→ TASK GOAL: Produce an exact copy of the lines from the line containing "Output the underlying" through the last line of the listing below, both ends included, and nothing else.

→ RECORDS:
-- Start --

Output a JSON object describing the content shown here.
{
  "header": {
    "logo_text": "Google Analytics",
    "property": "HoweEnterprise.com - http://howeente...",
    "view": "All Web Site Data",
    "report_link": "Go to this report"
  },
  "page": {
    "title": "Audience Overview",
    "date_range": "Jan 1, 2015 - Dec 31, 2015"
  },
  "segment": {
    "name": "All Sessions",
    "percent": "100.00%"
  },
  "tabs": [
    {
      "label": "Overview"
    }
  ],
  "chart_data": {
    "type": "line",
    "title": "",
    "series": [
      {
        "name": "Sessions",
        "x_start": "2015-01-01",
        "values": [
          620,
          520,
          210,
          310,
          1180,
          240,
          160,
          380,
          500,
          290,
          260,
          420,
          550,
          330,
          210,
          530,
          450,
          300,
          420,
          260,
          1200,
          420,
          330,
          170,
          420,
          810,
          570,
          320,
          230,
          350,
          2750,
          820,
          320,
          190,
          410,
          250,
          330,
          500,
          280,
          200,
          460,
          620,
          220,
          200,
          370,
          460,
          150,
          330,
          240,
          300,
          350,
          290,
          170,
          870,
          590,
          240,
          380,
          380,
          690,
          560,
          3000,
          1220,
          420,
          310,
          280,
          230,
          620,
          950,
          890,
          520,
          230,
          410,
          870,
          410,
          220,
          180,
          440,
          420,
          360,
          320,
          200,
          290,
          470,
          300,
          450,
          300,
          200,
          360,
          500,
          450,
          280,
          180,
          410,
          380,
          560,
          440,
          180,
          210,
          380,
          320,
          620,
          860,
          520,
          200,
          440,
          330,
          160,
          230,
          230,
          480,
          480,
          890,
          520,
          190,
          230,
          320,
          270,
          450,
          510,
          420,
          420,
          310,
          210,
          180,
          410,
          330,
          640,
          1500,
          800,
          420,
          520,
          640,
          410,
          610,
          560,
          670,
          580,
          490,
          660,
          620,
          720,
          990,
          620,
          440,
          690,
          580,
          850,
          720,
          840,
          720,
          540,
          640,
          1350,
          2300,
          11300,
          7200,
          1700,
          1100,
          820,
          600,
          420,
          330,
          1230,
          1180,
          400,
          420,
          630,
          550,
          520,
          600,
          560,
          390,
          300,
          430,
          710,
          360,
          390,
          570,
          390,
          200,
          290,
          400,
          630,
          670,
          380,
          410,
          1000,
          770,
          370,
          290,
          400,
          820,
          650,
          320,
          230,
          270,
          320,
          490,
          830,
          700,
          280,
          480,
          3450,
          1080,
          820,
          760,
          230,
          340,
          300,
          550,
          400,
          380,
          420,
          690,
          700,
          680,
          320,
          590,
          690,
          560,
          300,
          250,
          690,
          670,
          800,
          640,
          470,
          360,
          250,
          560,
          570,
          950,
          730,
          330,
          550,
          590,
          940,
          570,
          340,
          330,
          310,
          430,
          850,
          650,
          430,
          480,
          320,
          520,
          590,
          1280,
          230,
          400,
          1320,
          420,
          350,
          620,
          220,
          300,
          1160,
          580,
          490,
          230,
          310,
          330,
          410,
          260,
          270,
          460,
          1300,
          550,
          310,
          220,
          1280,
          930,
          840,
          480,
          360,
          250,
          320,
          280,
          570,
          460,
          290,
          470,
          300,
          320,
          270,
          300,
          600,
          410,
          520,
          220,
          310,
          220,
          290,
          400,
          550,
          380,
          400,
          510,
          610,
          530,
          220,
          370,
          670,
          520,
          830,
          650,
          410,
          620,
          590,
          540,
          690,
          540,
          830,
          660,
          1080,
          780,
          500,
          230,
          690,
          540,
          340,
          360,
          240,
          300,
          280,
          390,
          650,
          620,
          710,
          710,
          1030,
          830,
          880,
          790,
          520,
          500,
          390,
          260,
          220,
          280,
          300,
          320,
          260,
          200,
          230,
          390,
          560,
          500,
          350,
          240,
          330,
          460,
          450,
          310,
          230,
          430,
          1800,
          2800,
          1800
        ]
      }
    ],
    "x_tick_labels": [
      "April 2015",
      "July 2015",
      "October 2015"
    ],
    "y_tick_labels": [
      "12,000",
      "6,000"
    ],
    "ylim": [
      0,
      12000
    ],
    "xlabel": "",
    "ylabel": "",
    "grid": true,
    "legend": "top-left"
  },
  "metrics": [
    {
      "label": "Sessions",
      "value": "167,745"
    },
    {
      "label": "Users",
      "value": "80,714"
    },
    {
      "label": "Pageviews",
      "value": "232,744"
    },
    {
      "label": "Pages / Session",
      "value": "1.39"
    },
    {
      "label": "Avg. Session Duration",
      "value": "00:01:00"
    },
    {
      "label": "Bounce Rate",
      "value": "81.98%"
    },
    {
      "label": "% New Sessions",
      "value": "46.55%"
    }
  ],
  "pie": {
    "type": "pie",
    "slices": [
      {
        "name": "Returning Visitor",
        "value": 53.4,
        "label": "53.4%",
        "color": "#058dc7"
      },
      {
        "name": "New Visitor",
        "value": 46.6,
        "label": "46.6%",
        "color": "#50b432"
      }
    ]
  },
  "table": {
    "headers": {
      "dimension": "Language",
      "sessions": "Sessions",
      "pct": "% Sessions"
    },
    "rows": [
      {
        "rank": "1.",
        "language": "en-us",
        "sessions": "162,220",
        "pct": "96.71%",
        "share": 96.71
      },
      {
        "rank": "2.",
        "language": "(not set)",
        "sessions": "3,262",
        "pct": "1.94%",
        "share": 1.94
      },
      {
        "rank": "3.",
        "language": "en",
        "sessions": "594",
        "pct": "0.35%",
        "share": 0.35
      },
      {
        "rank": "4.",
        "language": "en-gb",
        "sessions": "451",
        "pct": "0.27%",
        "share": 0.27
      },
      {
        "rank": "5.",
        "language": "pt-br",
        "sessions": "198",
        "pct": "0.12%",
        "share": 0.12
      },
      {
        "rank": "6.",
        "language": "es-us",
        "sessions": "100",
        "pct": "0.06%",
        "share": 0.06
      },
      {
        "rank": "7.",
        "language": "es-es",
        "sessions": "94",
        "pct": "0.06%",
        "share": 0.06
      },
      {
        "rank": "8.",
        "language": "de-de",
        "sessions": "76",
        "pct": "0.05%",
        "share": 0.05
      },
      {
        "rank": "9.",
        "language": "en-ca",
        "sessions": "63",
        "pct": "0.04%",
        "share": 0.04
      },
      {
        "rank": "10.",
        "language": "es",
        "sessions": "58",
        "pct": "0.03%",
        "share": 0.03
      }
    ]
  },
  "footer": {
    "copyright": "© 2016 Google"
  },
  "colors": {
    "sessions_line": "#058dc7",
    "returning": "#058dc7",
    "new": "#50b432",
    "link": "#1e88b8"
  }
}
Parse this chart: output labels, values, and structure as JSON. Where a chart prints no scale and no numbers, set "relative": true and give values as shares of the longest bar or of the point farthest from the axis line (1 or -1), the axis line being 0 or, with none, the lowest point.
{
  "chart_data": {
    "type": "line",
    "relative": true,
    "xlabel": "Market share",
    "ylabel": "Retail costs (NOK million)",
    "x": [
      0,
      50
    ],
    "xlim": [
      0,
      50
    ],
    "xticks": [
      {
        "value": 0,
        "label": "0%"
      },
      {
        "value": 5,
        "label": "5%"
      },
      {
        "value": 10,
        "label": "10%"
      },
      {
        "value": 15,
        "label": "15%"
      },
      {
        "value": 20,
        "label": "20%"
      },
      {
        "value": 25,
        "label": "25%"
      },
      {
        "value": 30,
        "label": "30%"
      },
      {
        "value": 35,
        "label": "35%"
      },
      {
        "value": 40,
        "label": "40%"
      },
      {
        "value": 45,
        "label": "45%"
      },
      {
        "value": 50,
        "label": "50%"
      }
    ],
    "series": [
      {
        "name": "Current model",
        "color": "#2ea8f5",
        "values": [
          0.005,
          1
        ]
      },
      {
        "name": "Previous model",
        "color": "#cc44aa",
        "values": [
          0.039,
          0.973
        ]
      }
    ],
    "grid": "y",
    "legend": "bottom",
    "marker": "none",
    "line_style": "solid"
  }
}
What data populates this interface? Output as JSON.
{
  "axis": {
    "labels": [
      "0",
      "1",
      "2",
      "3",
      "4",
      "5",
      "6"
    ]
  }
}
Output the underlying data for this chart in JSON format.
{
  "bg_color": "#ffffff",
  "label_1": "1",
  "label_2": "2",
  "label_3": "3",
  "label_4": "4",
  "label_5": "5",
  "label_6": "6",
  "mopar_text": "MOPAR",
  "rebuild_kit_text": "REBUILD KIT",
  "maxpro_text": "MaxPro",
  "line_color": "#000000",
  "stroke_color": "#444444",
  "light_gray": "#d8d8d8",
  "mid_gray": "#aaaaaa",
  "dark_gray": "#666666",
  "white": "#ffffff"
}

-- End --

→ TASK RESPONSE:
Output the underlying data for this chart in JSON format.
{
  "bg_color": "#ffffff",
  "label_1": "1",
  "label_2": "2",
  "label_3": "3",
  "label_4": "4",
  "label_5": "5",
  "label_6": "6",
  "mopar_text": "MOPAR",
  "rebuild_kit_text": "REBUILD KIT",
  "maxpro_text": "MaxPro",
  "line_color": "#000000",
  "stroke_color": "#444444",
  "light_gray": "#d8d8d8",
  "mid_gray": "#aaaaaa",
  "dark_gray": "#666666",
  "white": "#ffffff"
}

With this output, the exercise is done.